While cramming may have its shortcomings, people don't usually identify it as a dangerous practice. But cramming to qualify for electronic health record (EHR) meaningful use is dangerous, in that it can require processes which take years, when done properly, to be done in months.
I've long decried that the meaningful use bar has been set so high by the Health IT (HIT) Policy Committee, Office of the National Coordinator for HIT (ONC), and the Department of Health and Human Services (HHS). "Why have they set the average hospital up for failure?" I've asked over and over in my mind.
Unfortunately, if it ever was intended to be attainable by the average hospital when written by Congress and/or signed into law by the President, once meaningful use got into the hands of the policy wonks assigned with its formation, it no longer was subject to that yardstick. You see, many of those wonks are political appointees, thus they have constituencies that want specific results. It is to these constituencies -- often focused around patient empowerment, privacy, etc. -- that they have allegiance when crafting measures, setting bars, and so forth, not to the folks who must meet the requirements.
I believe early on the wonks deemed it was not important, or even desirable based on the available funds, that most hospitals qualify for the incentive monies. However, I think this message has either not been delivered directly, or failed to reach the industry. Thus, we have what amounts to a giant disconnect between those crafting meaningful use and the industry which must implement it. Looked at cynically, this amounts to a giant bait and switch.
Practically speaking, the meaningful use measures constitute an Advanced Placement test that the entire student body assumes it should sit for. What is the result of such an exercise? A large failure rate. Add to that the fact that students have been charged to sit for the test (invest in systems) with the assumption they'd be reimbursed after passing, and you'll not only have a large number of disappointed hospitals, but many who'll then have to figure out how to absorb the financial shock of not getting anticipated funds they may have baked into future budgets.
But the worst part, as I mentioned earlier, is that many will end this race not only disappointed and broke, but broken. I interviewed a CIO the other day who said he spent 2.5 years researching a new system for his organization. After making a selection, he negotiated a 10-year deal so he wouldn't have to start another multi-year vendor evaluation for a long, long time. These are the types of timeframes which HIT selections, implementations, and adoption take. Almost every CIO I've interviewed says rushing these processes decreases the likelihood of success exponentially.
The bottom line is that only the most advanced hospitals -- in terms of their sophistication with advanced clinical technologies -- should attempt meeting meaningful use in the time periods required. If you decide to give up the meaningful use race, read this excellent article by industry insider Frank Poggio of the Kelzon Group, in which he demonstrates that the incentives are actually minimal, and the penalties likely nonexistent. It will make you feel better.
If you still feel bad, give your Congressional representatives a call -- tell them the Health Information Technology for Economic and Clinical Health (HITECH) Act was written into a stimulus bill -- so one would assume the money was supposed to be spent. Much stimulating has been done to RECs and HIEs, with a seriously questionable return on investment. More stimulating should be done to the average American hospital, which can truly put those dollars to good use, if not attaining meaningful use as it's being defined, than taking the small, slow, and appropriately measured steps toward a safe electronic environment.

**Page segmentation data**
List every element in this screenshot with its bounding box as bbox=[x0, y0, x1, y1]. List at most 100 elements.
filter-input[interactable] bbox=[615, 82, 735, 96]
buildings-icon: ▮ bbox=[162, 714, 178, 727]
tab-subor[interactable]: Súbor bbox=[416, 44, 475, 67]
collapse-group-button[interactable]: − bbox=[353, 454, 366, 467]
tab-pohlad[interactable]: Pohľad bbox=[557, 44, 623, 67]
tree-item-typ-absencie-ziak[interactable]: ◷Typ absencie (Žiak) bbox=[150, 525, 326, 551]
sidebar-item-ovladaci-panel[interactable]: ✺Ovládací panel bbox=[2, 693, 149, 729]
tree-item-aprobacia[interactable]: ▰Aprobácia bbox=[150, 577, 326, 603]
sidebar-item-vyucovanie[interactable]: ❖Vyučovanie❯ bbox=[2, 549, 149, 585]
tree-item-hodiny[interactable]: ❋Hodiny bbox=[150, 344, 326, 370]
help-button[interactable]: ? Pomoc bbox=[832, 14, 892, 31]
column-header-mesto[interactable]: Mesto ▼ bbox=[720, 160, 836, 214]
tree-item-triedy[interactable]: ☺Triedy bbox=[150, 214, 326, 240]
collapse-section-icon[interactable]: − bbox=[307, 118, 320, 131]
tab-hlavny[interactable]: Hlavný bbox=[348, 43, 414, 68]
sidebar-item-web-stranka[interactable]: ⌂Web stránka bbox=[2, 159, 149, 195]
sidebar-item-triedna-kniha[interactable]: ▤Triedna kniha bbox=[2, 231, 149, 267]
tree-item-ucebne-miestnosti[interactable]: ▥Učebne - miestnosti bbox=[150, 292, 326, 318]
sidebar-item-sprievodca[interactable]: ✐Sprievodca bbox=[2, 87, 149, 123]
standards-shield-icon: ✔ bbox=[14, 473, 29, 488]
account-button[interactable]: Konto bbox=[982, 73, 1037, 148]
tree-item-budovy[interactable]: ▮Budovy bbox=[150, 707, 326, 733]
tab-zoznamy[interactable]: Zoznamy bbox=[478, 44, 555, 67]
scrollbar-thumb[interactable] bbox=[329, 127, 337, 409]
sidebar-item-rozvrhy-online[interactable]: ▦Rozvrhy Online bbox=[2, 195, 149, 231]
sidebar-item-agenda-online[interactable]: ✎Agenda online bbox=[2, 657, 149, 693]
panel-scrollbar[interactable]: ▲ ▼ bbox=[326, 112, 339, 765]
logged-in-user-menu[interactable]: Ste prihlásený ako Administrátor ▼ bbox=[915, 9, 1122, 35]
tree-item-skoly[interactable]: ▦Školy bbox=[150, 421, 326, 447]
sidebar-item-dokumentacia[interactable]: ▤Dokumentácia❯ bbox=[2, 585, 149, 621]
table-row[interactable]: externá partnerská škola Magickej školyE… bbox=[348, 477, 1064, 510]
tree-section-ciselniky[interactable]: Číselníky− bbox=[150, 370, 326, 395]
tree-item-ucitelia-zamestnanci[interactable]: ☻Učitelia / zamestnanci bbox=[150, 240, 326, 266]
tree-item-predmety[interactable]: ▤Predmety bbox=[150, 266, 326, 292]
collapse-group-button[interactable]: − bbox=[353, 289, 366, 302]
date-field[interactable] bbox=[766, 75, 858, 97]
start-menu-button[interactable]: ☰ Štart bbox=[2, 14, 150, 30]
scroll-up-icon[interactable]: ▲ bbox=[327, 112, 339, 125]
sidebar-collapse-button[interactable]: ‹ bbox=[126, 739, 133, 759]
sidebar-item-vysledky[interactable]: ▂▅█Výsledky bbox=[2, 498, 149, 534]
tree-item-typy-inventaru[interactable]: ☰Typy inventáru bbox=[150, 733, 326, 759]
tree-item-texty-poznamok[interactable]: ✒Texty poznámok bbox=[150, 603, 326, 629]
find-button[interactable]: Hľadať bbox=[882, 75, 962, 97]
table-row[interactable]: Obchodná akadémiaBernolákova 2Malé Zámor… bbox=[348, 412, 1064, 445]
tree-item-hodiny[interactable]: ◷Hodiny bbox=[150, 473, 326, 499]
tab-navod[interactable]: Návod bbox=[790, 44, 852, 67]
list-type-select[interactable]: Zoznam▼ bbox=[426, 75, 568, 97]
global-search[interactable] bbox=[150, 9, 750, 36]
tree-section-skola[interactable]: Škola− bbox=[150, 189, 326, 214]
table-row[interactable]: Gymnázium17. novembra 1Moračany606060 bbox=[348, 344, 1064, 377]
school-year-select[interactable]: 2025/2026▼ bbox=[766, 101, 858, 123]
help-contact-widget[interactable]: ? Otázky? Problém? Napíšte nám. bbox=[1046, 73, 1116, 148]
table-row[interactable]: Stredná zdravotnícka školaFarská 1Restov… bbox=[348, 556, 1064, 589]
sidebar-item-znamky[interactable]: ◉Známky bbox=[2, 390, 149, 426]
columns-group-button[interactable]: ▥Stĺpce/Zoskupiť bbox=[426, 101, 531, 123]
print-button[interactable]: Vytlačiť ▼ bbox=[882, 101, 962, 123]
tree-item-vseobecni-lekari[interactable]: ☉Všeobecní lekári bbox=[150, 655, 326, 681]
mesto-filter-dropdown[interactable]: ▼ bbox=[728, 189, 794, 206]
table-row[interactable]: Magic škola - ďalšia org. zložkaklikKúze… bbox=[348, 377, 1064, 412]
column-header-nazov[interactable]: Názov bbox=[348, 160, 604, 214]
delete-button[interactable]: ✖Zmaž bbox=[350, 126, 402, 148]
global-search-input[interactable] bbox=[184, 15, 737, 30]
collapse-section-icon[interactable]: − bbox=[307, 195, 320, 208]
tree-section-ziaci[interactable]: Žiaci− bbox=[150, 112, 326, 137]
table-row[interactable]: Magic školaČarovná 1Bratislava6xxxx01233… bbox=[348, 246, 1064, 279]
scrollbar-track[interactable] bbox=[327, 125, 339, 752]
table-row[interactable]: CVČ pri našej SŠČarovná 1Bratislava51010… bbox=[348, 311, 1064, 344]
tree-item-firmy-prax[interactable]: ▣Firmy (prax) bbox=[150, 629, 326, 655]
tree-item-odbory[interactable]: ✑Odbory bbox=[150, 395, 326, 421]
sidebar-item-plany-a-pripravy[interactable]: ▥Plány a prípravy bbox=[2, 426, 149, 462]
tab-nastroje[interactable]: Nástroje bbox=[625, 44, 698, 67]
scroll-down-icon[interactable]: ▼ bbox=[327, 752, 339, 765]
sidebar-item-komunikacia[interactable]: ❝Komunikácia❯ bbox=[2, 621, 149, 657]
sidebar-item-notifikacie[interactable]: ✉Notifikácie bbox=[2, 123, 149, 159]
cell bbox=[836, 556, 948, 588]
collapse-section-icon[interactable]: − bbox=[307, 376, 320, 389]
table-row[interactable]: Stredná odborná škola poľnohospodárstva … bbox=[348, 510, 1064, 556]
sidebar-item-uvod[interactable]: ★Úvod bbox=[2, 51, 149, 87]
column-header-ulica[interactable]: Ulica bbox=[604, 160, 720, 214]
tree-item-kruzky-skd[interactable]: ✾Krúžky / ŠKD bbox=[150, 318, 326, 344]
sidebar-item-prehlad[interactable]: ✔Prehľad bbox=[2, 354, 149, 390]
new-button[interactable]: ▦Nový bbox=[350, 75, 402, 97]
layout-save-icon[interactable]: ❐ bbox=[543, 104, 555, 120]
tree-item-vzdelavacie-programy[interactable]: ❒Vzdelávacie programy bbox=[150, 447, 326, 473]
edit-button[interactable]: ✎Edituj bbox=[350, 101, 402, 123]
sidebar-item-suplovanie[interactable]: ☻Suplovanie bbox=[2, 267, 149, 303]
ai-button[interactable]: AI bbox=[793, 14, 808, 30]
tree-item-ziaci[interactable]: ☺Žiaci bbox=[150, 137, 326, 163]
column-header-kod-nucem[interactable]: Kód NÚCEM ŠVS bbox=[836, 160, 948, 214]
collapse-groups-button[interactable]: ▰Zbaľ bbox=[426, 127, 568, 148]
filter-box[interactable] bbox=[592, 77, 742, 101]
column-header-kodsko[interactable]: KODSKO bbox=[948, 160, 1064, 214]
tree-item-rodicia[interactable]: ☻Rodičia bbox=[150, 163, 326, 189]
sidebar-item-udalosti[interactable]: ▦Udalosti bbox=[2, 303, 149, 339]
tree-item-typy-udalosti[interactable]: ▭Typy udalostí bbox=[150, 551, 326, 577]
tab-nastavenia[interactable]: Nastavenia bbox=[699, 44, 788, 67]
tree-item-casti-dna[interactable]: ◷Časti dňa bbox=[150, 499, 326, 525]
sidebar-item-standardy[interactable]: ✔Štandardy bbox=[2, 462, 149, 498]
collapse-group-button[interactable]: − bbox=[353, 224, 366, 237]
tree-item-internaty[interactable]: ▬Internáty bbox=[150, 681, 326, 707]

**QUESTIONS**
- 1) According to the essay on meaningful use, how long did the interviewed CIO spend researching a new system for his organization?
- 2) List every body that the essay on meaningful use names as having set the meaningful use bar.
- 3) In the essay on meaningful use, reproduce the passage from "While cramming may" to "in my mind.".

**ANSWERS BY ITEM**
- 1) 2.5 years

- 2)
- The Health IT (HIT) Policy Committee
- The Office of the National Coordinator for HIT (ONC)
- The Department of Health and Human Services (HHS)

- 3)
While cramming may have its shortcomings, people don't usually identify it as a dangerous practice. But cramming to qualify for electronic health record (EHR) meaningful use is dangerous, in that it can require processes which take years, when done properly, to be done in months.
I've long decried that the meaningful use bar has been set so high by the Health IT (HIT) Policy Committee, Office of the National Coordinator for HIT (ONC), and the Department of Health and Human Services (HHS). "Why have they set the average hospital up for failure?" I've asked over and over in my mind.